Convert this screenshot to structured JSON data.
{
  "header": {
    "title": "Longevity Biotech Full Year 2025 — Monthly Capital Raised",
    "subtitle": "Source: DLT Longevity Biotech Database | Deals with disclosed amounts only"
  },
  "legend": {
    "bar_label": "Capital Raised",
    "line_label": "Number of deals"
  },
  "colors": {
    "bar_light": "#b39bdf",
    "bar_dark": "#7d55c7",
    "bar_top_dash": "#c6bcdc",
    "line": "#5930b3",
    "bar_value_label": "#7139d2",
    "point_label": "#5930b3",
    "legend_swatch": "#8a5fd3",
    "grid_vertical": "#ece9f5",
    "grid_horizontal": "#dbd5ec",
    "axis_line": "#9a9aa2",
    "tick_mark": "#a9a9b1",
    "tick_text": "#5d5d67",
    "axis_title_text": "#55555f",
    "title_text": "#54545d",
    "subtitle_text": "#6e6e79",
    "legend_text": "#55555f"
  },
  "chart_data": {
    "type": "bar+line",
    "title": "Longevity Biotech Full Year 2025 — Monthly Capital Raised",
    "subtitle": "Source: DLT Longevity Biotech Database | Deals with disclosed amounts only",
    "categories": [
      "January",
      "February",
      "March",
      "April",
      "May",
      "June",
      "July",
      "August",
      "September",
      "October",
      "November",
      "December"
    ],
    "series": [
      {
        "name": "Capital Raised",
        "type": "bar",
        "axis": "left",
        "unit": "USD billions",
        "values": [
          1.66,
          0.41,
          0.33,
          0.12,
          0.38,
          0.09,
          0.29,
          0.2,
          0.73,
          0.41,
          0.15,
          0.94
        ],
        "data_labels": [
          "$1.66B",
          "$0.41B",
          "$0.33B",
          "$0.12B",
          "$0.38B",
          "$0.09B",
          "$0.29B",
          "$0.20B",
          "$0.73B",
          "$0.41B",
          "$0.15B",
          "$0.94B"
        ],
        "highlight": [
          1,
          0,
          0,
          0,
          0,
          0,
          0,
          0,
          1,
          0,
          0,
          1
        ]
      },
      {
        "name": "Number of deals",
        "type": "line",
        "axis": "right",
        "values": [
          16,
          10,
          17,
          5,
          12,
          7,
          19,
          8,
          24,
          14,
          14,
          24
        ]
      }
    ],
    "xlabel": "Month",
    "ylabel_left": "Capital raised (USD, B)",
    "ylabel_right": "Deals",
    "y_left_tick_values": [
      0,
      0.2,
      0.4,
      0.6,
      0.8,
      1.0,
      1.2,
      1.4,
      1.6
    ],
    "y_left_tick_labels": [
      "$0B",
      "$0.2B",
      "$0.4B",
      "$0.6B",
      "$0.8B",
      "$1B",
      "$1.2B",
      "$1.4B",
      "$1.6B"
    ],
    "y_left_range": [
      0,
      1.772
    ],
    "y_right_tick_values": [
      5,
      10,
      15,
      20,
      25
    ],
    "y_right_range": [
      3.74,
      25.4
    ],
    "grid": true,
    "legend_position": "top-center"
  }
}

= = =

Going through the records above, state how many lines carry "Database", with no other text.

◆ COMPLETED TASK:
2